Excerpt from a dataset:
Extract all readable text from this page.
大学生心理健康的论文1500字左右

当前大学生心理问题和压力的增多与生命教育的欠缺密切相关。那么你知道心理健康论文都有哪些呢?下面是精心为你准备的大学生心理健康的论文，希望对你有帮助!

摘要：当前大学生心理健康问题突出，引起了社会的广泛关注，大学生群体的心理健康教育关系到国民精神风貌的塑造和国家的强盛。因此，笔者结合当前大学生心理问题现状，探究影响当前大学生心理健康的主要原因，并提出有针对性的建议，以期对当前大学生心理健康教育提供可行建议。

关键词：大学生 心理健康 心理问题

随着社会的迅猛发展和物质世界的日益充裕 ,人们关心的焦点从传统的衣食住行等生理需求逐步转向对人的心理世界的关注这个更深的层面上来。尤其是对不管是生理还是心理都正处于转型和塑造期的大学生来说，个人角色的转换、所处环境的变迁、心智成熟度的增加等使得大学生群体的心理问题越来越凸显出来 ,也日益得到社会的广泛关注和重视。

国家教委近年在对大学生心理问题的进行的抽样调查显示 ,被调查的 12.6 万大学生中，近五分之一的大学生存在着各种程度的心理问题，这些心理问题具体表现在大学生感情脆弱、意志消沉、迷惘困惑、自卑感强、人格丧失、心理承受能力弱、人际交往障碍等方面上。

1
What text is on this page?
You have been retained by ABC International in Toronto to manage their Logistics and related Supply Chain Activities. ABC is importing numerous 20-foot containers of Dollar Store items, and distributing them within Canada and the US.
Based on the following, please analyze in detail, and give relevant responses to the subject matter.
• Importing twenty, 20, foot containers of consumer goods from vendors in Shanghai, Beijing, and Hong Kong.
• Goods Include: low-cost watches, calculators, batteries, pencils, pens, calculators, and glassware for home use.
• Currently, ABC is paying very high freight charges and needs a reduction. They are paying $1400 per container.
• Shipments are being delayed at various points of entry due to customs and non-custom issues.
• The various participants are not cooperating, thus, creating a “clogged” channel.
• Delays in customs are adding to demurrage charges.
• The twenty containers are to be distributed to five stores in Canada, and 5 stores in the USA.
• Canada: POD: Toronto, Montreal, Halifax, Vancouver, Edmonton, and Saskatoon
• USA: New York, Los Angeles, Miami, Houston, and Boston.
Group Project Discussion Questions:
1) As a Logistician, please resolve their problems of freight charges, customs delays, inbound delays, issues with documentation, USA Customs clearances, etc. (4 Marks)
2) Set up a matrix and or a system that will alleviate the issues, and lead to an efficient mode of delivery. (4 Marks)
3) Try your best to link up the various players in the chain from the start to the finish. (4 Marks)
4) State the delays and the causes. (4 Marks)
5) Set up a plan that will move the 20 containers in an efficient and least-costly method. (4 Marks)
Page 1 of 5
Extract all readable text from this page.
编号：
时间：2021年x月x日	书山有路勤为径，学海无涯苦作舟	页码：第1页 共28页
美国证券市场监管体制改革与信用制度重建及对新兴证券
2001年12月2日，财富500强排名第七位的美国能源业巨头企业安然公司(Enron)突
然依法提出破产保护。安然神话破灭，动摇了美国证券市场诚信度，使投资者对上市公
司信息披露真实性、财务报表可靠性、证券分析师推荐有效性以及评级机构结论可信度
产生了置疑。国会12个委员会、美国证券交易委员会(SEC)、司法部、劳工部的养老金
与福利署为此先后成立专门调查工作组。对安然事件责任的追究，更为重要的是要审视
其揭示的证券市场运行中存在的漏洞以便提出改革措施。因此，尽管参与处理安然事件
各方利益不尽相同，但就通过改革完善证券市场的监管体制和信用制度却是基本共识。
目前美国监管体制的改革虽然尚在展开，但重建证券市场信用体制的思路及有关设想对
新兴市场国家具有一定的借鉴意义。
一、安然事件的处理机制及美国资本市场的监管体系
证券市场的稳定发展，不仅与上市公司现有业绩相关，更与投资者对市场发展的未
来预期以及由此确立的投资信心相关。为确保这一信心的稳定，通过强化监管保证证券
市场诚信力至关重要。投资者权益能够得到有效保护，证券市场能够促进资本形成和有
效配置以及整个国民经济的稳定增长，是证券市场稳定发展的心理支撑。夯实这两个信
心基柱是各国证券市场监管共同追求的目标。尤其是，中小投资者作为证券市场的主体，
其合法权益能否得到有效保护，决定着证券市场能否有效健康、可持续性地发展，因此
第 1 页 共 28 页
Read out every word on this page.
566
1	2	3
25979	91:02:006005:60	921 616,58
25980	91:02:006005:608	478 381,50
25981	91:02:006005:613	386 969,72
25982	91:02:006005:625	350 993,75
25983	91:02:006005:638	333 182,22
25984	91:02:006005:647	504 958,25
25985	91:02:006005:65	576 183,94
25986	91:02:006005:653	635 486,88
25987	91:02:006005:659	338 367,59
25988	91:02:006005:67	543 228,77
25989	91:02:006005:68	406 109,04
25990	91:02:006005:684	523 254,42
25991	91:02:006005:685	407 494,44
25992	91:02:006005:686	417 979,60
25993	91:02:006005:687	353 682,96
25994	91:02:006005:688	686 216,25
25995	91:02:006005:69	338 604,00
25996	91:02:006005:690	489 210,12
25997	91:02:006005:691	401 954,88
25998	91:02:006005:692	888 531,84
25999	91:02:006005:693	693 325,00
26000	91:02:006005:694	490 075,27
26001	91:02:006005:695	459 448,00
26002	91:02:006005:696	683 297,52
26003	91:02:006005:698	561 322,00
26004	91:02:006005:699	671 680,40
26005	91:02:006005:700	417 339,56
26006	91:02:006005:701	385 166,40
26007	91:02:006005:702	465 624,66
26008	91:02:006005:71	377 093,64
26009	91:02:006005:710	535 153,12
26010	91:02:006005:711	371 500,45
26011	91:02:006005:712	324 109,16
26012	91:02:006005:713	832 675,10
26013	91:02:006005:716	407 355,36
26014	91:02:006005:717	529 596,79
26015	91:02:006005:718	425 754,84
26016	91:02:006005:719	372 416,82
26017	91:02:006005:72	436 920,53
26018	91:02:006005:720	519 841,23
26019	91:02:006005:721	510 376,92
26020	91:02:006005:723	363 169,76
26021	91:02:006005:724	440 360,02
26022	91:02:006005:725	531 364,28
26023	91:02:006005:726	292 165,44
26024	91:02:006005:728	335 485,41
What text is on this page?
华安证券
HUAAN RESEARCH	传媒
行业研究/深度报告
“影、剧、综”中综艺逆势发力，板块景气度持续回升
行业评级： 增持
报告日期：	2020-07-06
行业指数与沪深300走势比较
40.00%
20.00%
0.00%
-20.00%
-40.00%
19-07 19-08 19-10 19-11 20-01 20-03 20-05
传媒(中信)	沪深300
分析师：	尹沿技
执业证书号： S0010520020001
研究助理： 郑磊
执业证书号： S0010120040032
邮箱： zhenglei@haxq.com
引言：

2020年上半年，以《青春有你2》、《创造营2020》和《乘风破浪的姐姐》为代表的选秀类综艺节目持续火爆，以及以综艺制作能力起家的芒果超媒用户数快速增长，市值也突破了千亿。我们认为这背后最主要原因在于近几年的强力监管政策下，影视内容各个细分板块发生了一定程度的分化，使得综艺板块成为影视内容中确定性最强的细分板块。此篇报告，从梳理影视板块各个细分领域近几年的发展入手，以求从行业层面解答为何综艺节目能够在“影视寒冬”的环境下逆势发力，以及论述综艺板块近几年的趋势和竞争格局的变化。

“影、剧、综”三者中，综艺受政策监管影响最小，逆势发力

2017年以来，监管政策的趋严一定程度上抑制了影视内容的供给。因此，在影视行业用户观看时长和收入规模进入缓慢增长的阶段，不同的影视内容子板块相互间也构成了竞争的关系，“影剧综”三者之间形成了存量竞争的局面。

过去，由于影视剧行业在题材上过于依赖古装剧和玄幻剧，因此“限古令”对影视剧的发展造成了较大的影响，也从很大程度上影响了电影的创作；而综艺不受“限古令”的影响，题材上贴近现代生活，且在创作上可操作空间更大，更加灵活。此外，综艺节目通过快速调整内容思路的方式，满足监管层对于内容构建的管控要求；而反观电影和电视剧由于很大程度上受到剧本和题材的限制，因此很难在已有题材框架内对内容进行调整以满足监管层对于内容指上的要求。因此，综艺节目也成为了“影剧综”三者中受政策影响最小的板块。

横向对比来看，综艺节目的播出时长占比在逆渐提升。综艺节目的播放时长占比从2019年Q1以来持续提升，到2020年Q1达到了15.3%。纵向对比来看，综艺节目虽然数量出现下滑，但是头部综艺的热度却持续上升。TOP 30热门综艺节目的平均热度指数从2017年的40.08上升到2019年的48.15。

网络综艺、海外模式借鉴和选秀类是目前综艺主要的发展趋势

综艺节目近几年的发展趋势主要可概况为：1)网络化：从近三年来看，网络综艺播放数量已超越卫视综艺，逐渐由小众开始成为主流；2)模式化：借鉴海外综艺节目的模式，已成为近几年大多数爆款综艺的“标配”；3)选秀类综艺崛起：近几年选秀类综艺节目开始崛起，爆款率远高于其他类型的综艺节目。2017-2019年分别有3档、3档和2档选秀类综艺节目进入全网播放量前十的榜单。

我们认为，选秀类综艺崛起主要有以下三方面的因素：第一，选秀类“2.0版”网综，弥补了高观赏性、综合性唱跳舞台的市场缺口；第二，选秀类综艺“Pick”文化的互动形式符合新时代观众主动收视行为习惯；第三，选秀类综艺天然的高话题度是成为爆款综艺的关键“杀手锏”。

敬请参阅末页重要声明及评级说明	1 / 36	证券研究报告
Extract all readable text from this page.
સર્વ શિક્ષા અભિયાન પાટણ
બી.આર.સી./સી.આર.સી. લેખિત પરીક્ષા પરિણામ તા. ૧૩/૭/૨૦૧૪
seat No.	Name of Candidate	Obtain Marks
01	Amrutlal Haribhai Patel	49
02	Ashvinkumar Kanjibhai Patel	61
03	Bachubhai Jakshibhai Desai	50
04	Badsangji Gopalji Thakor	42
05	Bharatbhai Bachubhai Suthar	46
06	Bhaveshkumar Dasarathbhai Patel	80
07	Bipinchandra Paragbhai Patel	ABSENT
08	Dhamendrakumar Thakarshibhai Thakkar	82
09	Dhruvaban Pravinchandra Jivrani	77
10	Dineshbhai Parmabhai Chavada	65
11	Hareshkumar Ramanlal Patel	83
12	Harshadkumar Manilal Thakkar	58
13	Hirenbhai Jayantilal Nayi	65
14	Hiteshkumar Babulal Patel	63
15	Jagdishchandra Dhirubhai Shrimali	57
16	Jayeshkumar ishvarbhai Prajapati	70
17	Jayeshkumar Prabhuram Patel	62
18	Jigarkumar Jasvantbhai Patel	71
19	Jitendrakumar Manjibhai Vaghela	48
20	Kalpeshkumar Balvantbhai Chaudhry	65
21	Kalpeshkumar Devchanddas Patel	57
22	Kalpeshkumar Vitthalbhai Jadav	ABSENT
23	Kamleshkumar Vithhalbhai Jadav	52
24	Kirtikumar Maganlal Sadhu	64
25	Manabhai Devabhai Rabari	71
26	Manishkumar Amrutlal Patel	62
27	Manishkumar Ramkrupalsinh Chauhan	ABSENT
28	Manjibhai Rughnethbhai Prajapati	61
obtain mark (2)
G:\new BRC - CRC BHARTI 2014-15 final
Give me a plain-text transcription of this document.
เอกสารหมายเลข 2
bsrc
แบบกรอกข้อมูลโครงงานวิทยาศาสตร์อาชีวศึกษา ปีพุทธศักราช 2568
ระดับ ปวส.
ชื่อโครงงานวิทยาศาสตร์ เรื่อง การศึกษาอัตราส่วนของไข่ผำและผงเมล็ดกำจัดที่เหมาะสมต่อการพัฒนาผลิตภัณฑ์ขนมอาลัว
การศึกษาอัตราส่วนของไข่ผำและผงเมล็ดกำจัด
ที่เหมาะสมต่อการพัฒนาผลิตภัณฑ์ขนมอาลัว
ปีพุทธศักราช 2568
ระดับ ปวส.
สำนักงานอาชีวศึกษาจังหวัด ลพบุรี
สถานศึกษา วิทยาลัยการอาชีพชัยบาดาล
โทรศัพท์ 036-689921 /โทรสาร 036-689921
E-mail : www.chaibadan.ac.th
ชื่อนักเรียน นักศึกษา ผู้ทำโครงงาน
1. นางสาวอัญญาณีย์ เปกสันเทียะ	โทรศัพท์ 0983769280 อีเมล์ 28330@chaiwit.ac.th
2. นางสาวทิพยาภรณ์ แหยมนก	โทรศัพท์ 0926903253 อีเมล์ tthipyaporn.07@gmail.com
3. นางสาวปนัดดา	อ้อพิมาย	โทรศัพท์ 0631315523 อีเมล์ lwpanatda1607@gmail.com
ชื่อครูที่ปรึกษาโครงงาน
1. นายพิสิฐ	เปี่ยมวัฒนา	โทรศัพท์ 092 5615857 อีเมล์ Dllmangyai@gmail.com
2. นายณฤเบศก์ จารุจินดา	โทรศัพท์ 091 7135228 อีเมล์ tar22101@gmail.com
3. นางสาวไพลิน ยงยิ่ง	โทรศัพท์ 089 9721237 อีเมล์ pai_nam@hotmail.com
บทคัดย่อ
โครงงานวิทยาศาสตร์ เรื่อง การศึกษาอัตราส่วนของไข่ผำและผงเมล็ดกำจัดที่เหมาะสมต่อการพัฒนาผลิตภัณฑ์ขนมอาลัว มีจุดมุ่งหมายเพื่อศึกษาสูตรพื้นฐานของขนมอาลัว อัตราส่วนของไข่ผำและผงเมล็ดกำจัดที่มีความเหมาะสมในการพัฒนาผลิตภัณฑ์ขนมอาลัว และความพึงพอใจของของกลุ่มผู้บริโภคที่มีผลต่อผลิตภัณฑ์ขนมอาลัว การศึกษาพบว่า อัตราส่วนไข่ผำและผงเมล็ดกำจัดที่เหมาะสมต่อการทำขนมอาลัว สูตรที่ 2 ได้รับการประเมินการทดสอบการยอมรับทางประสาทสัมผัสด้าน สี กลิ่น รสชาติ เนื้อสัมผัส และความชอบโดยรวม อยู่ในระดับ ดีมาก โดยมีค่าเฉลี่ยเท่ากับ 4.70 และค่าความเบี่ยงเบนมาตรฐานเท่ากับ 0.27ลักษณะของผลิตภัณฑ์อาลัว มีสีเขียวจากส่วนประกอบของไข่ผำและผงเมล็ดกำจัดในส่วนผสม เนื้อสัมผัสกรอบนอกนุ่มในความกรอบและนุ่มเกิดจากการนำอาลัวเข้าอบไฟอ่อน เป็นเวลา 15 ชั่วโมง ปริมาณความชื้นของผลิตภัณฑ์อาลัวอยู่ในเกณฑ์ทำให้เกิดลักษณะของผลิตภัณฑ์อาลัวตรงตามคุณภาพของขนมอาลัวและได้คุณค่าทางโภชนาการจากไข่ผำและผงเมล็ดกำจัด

• _What is being asked_
Copy each line of the listing that contains the string "กราช".

• _Problem solution_
แบบกรอกข้อมูลโครงงานวิทยาศาสตร์อาชีวศึกษา ปีพุทธศักราช 2568
ปีพุทธศักราช 2568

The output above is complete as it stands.